EXERCISE »
Print, exactly and completely, every entry in the data.

(Stored items)
::::

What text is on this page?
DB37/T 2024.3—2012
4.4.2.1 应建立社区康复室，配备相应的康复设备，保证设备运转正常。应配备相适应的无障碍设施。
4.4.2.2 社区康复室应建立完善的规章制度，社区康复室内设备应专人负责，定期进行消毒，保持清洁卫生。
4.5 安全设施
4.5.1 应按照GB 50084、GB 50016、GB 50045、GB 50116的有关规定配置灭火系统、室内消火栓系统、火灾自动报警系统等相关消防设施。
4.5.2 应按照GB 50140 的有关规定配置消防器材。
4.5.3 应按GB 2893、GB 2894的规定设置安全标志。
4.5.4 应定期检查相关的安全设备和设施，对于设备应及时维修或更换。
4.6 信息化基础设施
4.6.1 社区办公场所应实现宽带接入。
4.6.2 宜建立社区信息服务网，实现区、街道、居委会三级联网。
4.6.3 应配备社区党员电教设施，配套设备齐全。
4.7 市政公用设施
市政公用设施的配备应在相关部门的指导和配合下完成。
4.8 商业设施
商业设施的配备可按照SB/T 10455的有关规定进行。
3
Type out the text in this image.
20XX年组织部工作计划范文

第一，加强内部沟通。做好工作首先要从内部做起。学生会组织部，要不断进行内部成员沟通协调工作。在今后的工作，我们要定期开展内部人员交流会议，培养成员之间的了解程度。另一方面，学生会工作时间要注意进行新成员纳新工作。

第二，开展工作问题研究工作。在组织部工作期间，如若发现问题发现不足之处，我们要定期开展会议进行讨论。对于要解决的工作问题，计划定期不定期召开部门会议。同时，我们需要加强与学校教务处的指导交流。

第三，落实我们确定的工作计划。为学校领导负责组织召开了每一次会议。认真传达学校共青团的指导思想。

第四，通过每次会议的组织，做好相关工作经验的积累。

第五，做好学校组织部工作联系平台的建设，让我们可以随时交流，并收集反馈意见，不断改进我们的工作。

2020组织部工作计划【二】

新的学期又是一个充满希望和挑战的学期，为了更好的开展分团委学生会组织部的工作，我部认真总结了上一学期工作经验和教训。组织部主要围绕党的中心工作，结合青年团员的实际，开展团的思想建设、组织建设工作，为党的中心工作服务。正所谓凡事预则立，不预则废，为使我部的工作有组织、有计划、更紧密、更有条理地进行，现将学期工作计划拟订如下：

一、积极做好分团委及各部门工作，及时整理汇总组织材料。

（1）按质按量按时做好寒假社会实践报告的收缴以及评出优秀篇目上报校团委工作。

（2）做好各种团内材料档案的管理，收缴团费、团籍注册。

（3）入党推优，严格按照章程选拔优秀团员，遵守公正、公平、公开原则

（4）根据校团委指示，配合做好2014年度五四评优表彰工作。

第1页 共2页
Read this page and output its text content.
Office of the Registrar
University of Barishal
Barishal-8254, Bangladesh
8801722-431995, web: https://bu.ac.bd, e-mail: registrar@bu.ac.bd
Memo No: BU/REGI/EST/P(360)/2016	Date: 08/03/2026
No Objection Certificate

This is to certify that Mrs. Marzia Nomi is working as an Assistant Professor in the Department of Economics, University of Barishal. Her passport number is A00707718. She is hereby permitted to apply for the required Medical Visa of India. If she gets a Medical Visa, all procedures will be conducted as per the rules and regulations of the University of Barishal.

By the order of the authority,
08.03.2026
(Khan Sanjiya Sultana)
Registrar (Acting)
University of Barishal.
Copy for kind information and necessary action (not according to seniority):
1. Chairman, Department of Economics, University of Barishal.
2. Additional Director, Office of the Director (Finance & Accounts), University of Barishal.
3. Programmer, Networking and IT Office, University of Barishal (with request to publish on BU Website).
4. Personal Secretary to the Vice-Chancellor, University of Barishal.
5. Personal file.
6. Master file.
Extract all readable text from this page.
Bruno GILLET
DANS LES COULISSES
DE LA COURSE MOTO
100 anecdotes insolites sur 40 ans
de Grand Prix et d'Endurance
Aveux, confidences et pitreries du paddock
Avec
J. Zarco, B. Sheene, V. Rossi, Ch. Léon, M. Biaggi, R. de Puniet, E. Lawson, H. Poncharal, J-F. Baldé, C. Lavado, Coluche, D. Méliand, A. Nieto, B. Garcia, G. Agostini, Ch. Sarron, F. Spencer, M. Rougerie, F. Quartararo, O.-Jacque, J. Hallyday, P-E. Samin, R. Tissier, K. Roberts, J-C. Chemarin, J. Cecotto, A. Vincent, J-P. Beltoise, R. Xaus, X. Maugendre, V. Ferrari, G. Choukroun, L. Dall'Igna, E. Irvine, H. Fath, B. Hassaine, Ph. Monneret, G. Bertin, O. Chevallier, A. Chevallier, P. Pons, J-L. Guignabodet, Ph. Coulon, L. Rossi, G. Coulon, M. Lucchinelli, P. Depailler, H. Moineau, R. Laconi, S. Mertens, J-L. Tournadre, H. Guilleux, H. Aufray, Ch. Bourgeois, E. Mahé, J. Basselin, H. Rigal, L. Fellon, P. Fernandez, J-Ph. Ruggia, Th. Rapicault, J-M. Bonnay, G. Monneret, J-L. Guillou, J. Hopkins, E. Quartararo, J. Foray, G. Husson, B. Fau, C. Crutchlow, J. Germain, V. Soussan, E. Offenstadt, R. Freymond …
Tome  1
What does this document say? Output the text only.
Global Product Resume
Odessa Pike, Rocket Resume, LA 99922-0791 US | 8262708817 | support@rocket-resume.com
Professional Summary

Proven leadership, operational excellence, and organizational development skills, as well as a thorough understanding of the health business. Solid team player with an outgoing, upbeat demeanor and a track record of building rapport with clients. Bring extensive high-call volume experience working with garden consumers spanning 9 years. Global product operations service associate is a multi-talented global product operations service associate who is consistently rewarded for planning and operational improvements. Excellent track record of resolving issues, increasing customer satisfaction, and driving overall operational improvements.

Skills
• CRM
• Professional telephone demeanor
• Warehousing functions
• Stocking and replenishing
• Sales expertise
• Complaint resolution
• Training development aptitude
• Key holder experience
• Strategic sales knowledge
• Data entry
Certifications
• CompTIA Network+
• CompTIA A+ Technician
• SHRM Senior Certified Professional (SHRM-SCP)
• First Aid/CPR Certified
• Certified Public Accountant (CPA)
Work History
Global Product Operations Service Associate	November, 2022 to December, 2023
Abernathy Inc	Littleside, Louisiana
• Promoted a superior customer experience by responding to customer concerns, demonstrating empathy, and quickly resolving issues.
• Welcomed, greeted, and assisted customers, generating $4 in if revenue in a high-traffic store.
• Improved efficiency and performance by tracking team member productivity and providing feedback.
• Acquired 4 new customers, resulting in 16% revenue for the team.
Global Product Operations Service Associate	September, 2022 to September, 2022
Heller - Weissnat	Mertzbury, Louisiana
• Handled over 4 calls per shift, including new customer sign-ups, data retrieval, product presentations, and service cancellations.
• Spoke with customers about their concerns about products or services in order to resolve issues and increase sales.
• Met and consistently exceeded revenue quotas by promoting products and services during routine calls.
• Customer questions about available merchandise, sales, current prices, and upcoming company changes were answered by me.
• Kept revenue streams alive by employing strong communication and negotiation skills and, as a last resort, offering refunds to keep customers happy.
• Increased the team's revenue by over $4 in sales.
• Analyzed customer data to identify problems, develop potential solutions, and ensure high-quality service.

::::

FULL OUTPUT »
What text is on this page?
DB37/T 2024.3—2012
4.4.2.1 应建立社区康复室，配备相应的康复设备，保证设备运转正常。应配备相适应的无障碍设施。
4.4.2.2 社区康复室应建立完善的规章制度，社区康复室内设备应专人负责，定期进行消毒，保持清洁卫生。
4.5 安全设施
4.5.1 应按照GB 50084、GB 50016、GB 50045、GB 50116的有关规定配置灭火系统、室内消火栓系统、火灾自动报警系统等相关消防设施。
4.5.2 应按照GB 50140 的有关规定配置消防器材。
4.5.3 应按GB 2893、GB 2894的规定设置安全标志。
4.5.4 应定期检查相关的安全设备和设施，对于设备应及时维修或更换。
4.6 信息化基础设施
4.6.1 社区办公场所应实现宽带接入。
4.6.2 宜建立社区信息服务网，实现区、街道、居委会三级联网。
4.6.3 应配备社区党员电教设施，配套设备齐全。
4.7 市政公用设施
市政公用设施的配备应在相关部门的指导和配合下完成。
4.8 商业设施
商业设施的配备可按照SB/T 10455的有关规定进行。
3
Type out the text in this image.
20XX年组织部工作计划范文

第一，加强内部沟通。做好工作首先要从内部做起。学生会组织部，要不断进行内部成员沟通协调工作。在今后的工作，我们要定期开展内部人员交流会议，培养成员之间的了解程度。另一方面，学生会工作时间要注意进行新成员纳新工作。

第二，开展工作问题研究工作。在组织部工作期间，如若发现问题发现不足之处，我们要定期开展会议进行讨论。对于要解决的工作问题，计划定期不定期召开部门会议。同时，我们需要加强与学校教务处的指导交流。

第三，落实我们确定的工作计划。为学校领导负责组织召开了每一次会议。认真传达学校共青团的指导思想。

第四，通过每次会议的组织，做好相关工作经验的积累。

第五，做好学校组织部工作联系平台的建设，让我们可以随时交流，并收集反馈意见，不断改进我们的工作。

2020组织部工作计划【二】

新的学期又是一个充满希望和挑战的学期，为了更好的开展分团委学生会组织部的工作，我部认真总结了上一学期工作经验和教训。组织部主要围绕党的中心工作，结合青年团员的实际，开展团的思想建设、组织建设工作，为党的中心工作服务。正所谓凡事预则立，不预则废，为使我部的工作有组织、有计划、更紧密、更有条理地进行，现将学期工作计划拟订如下：

一、积极做好分团委及各部门工作，及时整理汇总组织材料。

（1）按质按量按时做好寒假社会实践报告的收缴以及评出优秀篇目上报校团委工作。

（2）做好各种团内材料档案的管理，收缴团费、团籍注册。

（3）入党推优，严格按照章程选拔优秀团员，遵守公正、公平、公开原则

（4）根据校团委指示，配合做好2014年度五四评优表彰工作。

第1页 共2页
Read this page and output its text content.
Office of the Registrar
University of Barishal
Barishal-8254, Bangladesh
8801722-431995, web: https://bu.ac.bd, e-mail: registrar@bu.ac.bd
Memo No: BU/REGI/EST/P(360)/2016	Date: 08/03/2026
No Objection Certificate

This is to certify that Mrs. Marzia Nomi is working as an Assistant Professor in the Department of Economics, University of Barishal. Her passport number is A00707718. She is hereby permitted to apply for the required Medical Visa of India. If she gets a Medical Visa, all procedures will be conducted as per the rules and regulations of the University of Barishal.

By the order of the authority,
08.03.2026
(Khan Sanjiya Sultana)
Registrar (Acting)
University of Barishal.
Copy for kind information and necessary action (not according to seniority):
1. Chairman, Department of Economics, University of Barishal.
2. Additional Director, Office of the Director (Finance & Accounts), University of Barishal.
3. Programmer, Networking and IT Office, University of Barishal (with request to publish on BU Website).
4. Personal Secretary to the Vice-Chancellor, University of Barishal.
5. Personal file.
6. Master file.
Extract all readable text from this page.
Bruno GILLET
DANS LES COULISSES
DE LA COURSE MOTO
100 anecdotes insolites sur 40 ans
de Grand Prix et d'Endurance
Aveux, confidences et pitreries du paddock
Avec
J. Zarco, B. Sheene, V. Rossi, Ch. Léon, M. Biaggi, R. de Puniet, E. Lawson, H. Poncharal, J-F. Baldé, C. Lavado, Coluche, D. Méliand, A. Nieto, B. Garcia, G. Agostini, Ch. Sarron, F. Spencer, M. Rougerie, F. Quartararo, O.-Jacque, J. Hallyday, P-E. Samin, R. Tissier, K. Roberts, J-C. Chemarin, J. Cecotto, A. Vincent, J-P. Beltoise, R. Xaus, X. Maugendre, V. Ferrari, G. Choukroun, L. Dall'Igna, E. Irvine, H. Fath, B. Hassaine, Ph. Monneret, G. Bertin, O. Chevallier, A. Chevallier, P. Pons, J-L. Guignabodet, Ph. Coulon, L. Rossi, G. Coulon, M. Lucchinelli, P. Depailler, H. Moineau, R. Laconi, S. Mertens, J-L. Tournadre, H. Guilleux, H. Aufray, Ch. Bourgeois, E. Mahé, J. Basselin, H. Rigal, L. Fellon, P. Fernandez, J-Ph. Ruggia, Th. Rapicault, J-M. Bonnay, G. Monneret, J-L. Guillou, J. Hopkins, E. Quartararo, J. Foray, G. Husson, B. Fau, C. Crutchlow, J. Germain, V. Soussan, E. Offenstadt, R. Freymond …
Tome  1
What does this document say? Output the text only.
Global Product Resume
Odessa Pike, Rocket Resume, LA 99922-0791 US | 8262708817 | support@rocket-resume.com
Professional Summary

Proven leadership, operational excellence, and organizational development skills, as well as a thorough understanding of the health business. Solid team player with an outgoing, upbeat demeanor and a track record of building rapport with clients. Bring extensive high-call volume experience working with garden consumers spanning 9 years. Global product operations service associate is a multi-talented global product operations service associate who is consistently rewarded for planning and operational improvements. Excellent track record of resolving issues, increasing customer satisfaction, and driving overall operational improvements.

Skills
• CRM
• Professional telephone demeanor
• Warehousing functions
• Stocking and replenishing
• Sales expertise
• Complaint resolution
• Training development aptitude
• Key holder experience
• Strategic sales knowledge
• Data entry
Certifications
• CompTIA Network+
• CompTIA A+ Technician
• SHRM Senior Certified Professional (SHRM-SCP)
• First Aid/CPR Certified
• Certified Public Accountant (CPA)
Work History
Global Product Operations Service Associate	November, 2022 to December, 2023
Abernathy Inc	Littleside, Louisiana
• Promoted a superior customer experience by responding to customer concerns, demonstrating empathy, and quickly resolving issues.
• Welcomed, greeted, and assisted customers, generating $4 in if revenue in a high-traffic store.
• Improved efficiency and performance by tracking team member productivity and providing feedback.
• Acquired 4 new customers, resulting in 16% revenue for the team.
Global Product Operations Service Associate	September, 2022 to September, 2022
Heller - Weissnat	Mertzbury, Louisiana
• Handled over 4 calls per shift, including new customer sign-ups, data retrieval, product presentations, and service cancellations.
• Spoke with customers about their concerns about products or services in order to resolve issues and increase sales.
• Met and consistently exceeded revenue quotas by promoting products and services during routine calls.
• Customer questions about available merchandise, sales, current prices, and upcoming company changes were answered by me.
• Kept revenue streams alive by employing strong communication and negotiation skills and, as a last resort, offering refunds to keep customers happy.
• Increased the team's revenue by over $4 in sales.
• Analyzed customer data to identify problems, develop potential solutions, and ensure high-quality service.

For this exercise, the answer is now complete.